Could you print every record below exactly as it appears?

>> Start

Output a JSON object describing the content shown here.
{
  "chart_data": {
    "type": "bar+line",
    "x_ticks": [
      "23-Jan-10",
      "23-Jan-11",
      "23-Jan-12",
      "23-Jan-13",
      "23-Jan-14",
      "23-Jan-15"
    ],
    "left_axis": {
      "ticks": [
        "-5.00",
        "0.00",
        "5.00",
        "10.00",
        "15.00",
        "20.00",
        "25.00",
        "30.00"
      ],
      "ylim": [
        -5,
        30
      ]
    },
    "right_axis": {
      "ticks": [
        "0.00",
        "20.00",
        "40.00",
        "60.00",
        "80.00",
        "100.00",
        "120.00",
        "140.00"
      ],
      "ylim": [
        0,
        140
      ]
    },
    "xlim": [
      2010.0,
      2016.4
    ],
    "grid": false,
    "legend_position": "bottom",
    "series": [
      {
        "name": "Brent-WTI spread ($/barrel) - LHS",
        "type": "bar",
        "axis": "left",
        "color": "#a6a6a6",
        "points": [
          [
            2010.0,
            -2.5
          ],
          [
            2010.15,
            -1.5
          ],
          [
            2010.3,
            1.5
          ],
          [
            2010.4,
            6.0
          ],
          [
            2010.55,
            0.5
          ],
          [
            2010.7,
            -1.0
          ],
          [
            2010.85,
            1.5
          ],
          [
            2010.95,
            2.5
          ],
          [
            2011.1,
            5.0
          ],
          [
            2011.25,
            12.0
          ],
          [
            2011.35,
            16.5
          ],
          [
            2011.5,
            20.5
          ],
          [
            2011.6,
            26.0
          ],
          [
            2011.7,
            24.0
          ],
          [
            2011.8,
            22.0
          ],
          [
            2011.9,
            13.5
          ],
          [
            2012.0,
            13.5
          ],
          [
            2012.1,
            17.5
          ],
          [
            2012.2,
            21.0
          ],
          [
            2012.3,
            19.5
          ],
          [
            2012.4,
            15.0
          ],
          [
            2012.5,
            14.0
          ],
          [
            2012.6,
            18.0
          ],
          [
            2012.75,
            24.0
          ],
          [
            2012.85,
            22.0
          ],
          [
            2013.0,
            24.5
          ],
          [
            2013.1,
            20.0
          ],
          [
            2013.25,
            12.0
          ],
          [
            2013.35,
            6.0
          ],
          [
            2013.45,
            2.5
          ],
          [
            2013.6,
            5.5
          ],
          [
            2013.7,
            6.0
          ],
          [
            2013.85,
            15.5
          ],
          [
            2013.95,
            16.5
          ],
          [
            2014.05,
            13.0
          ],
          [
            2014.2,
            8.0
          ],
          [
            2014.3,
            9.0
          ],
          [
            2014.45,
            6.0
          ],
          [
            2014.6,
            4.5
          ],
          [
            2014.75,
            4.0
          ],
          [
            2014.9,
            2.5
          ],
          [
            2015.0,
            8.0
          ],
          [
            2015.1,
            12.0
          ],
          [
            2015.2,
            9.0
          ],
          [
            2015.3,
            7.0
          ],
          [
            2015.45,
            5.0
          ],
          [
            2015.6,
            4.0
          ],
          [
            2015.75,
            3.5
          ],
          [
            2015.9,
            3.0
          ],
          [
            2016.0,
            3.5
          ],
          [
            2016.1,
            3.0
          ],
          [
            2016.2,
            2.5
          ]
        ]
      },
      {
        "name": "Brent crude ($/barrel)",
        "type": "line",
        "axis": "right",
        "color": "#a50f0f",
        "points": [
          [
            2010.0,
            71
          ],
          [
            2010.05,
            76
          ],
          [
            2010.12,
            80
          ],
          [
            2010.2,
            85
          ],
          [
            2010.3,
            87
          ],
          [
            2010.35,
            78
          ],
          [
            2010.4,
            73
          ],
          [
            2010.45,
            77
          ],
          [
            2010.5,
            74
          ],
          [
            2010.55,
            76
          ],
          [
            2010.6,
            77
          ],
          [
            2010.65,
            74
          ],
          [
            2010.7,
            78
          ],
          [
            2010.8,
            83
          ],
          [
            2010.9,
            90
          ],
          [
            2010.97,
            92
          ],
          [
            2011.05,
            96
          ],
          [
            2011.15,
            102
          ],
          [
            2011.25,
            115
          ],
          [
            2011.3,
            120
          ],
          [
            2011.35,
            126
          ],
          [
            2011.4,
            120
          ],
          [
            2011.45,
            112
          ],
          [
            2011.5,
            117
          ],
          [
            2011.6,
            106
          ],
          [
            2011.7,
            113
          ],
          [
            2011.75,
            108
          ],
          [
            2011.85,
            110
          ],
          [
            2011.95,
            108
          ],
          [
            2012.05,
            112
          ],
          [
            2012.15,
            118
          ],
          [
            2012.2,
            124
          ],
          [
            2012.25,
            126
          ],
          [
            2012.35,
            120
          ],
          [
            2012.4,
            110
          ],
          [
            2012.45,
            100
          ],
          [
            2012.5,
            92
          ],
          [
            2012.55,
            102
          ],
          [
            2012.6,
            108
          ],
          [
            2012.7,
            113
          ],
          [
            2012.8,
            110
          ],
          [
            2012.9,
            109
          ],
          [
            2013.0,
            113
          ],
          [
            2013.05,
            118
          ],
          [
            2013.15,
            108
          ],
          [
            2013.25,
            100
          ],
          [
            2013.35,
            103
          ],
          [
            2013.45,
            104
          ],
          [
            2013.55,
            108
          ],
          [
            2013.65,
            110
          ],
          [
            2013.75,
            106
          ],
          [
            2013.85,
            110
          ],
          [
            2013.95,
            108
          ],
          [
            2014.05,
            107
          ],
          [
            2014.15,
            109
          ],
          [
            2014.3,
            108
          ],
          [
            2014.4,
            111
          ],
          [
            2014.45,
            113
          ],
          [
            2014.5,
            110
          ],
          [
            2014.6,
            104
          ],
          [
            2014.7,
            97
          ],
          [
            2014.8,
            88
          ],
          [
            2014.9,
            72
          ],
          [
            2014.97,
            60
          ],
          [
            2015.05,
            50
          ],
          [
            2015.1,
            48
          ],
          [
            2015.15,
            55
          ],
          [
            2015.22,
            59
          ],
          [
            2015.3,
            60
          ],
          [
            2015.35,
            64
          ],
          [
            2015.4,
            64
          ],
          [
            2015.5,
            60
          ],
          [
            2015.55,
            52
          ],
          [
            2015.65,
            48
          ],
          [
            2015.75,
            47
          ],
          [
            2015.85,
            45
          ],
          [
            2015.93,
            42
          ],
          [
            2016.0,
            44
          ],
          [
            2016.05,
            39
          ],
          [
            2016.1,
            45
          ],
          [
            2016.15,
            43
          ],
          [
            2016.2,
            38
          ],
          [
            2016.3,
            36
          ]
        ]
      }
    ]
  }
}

>> End

Answer to this exercise:
Output a JSON object describing the content shown here.
{
  "chart_data": {
    "type": "bar+line",
    "x_ticks": [
      "23-Jan-10",
      "23-Jan-11",
      "23-Jan-12",
      "23-Jan-13",
      "23-Jan-14",
      "23-Jan-15"
    ],
    "left_axis": {
      "ticks": [
        "-5.00",
        "0.00",
        "5.00",
        "10.00",
        "15.00",
        "20.00",
        "25.00",
        "30.00"
      ],
      "ylim": [
        -5,
        30
      ]
    },
    "right_axis": {
      "ticks": [
        "0.00",
        "20.00",
        "40.00",
        "60.00",
        "80.00",
        "100.00",
        "120.00",
        "140.00"
      ],
      "ylim": [
        0,
        140
      ]
    },
    "xlim": [
      2010.0,
      2016.4
    ],
    "grid": false,
    "legend_position": "bottom",
    "series": [
      {
        "name": "Brent-WTI spread ($/barrel) - LHS",
        "type": "bar",
        "axis": "left",
        "color": "#a6a6a6",
        "points": [
          [
            2010.0,
            -2.5
          ],
          [
            2010.15,
            -1.5
          ],
          [
            2010.3,
            1.5
          ],
          [
            2010.4,
            6.0
          ],
          [
            2010.55,
            0.5
          ],
          [
            2010.7,
            -1.0
          ],
          [
            2010.85,
            1.5
          ],
          [
            2010.95,
            2.5
          ],
          [
            2011.1,
            5.0
          ],
          [
            2011.25,
            12.0
          ],
          [
            2011.35,
            16.5
          ],
          [
            2011.5,
            20.5
          ],
          [
            2011.6,
            26.0
          ],
          [
            2011.7,
            24.0
          ],
          [
            2011.8,
            22.0
          ],
          [
            2011.9,
            13.5
          ],
          [
            2012.0,
            13.5
          ],
          [
            2012.1,
            17.5
          ],
          [
            2012.2,
            21.0
          ],
          [
            2012.3,
            19.5
          ],
          [
            2012.4,
            15.0
          ],
          [
            2012.5,
            14.0
          ],
          [
            2012.6,
            18.0
          ],
          [
            2012.75,
            24.0
          ],
          [
            2012.85,
            22.0
          ],
          [
            2013.0,
            24.5
          ],
          [
            2013.1,
            20.0
          ],
          [
            2013.25,
            12.0
          ],
          [
            2013.35,
            6.0
          ],
          [
            2013.45,
            2.5
          ],
          [
            2013.6,
            5.5
          ],
          [
            2013.7,
            6.0
          ],
          [
            2013.85,
            15.5
          ],
          [
            2013.95,
            16.5
          ],
          [
            2014.05,
            13.0
          ],
          [
            2014.2,
            8.0
          ],
          [
            2014.3,
            9.0
          ],
          [
            2014.45,
            6.0
          ],
          [
            2014.6,
            4.5
          ],
          [
            2014.75,
            4.0
          ],
          [
            2014.9,
            2.5
          ],
          [
            2015.0,
            8.0
          ],
          [
            2015.1,
            12.0
          ],
          [
            2015.2,
            9.0
          ],
          [
            2015.3,
            7.0
          ],
          [
            2015.45,
            5.0
          ],
          [
            2015.6,
            4.0
          ],
          [
            2015.75,
            3.5
          ],
          [
            2015.9,
            3.0
          ],
          [
            2016.0,
            3.5
          ],
          [
            2016.1,
            3.0
          ],
          [
            2016.2,
            2.5
          ]
        ]
      },
      {
        "name": "Brent crude ($/barrel)",
        "type": "line",
        "axis": "right",
        "color": "#a50f0f",
        "points": [
          [
            2010.0,
            71
          ],
          [
            2010.05,
            76
          ],
          [
            2010.12,
            80
          ],
          [
            2010.2,
            85
          ],
          [
            2010.3,
            87
          ],
          [
            2010.35,
            78
          ],
          [
            2010.4,
            73
          ],
          [
            2010.45,
            77
          ],
          [
            2010.5,
            74
          ],
          [
            2010.55,
            76
          ],
          [
            2010.6,
            77
          ],
          [
            2010.65,
            74
          ],
          [
            2010.7,
            78
          ],
          [
            2010.8,
            83
          ],
          [
            2010.9,
            90
          ],
          [
            2010.97,
            92
          ],
          [
            2011.05,
            96
          ],
          [
            2011.15,
            102
          ],
          [
            2011.25,
            115
          ],
          [
            2011.3,
            120
          ],
          [
            2011.35,
            126
          ],
          [
            2011.4,
            120
          ],
          [
            2011.45,
            112
          ],
          [
            2011.5,
            117
          ],
          [
            2011.6,
            106
          ],
          [
            2011.7,
            113
          ],
          [
            2011.75,
            108
          ],
          [
            2011.85,
            110
          ],
          [
            2011.95,
            108
          ],
          [
            2012.05,
            112
          ],
          [
            2012.15,
            118
          ],
          [
            2012.2,
            124
          ],
          [
            2012.25,
            126
          ],
          [
            2012.35,
            120
          ],
          [
            2012.4,
            110
          ],
          [
            2012.45,
            100
          ],
          [
            2012.5,
            92
          ],
          [
            2012.55,
            102
          ],
          [
            2012.6,
            108
          ],
          [
            2012.7,
            113
          ],
          [
            2012.8,
            110
          ],
          [
            2012.9,
            109
          ],
          [
            2013.0,
            113
          ],
          [
            2013.05,
            118
          ],
          [
            2013.15,
            108
          ],
          [
            2013.25,
            100
          ],
          [
            2013.35,
            103
          ],
          [
            2013.45,
            104
          ],
          [
            2013.55,
            108
          ],
          [
            2013.65,
            110
          ],
          [
            2013.75,
            106
          ],
          [
            2013.85,
            110
          ],
          [
            2013.95,
            108
          ],
          [
            2014.05,
            107
          ],
          [
            2014.15,
            109
          ],
          [
            2014.3,
            108
          ],
          [
            2014.4,
            111
          ],
          [
            2014.45,
            113
          ],
          [
            2014.5,
            110
          ],
          [
            2014.6,
            104
          ],
          [
            2014.7,
            97
          ],
          [
            2014.8,
            88
          ],
          [
            2014.9,
            72
          ],
          [
            2014.97,
            60
          ],
          [
            2015.05,
            50
          ],
          [
            2015.1,
            48
          ],
          [
            2015.15,
            55
          ],
          [
            2015.22,
            59
          ],
          [
            2015.3,
            60
          ],
          [
            2015.35,
            64
          ],
          [
            2015.4,
            64
          ],
          [
            2015.5,
            60
          ],
          [
            2015.55,
            52
          ],
          [
            2015.65,
            48
          ],
          [
            2015.75,
            47
          ],
          [
            2015.85,
            45
          ],
          [
            2015.93,
            42
          ],
          [
            2016.0,
            44
          ],
          [
            2016.05,
            39
          ],
          [
            2016.1,
            45
          ],
          [
            2016.15,
            43
          ],
          [
            2016.2,
            38
          ],
          [
            2016.3,
            36
          ]
        ]
      }
    ]
  }
}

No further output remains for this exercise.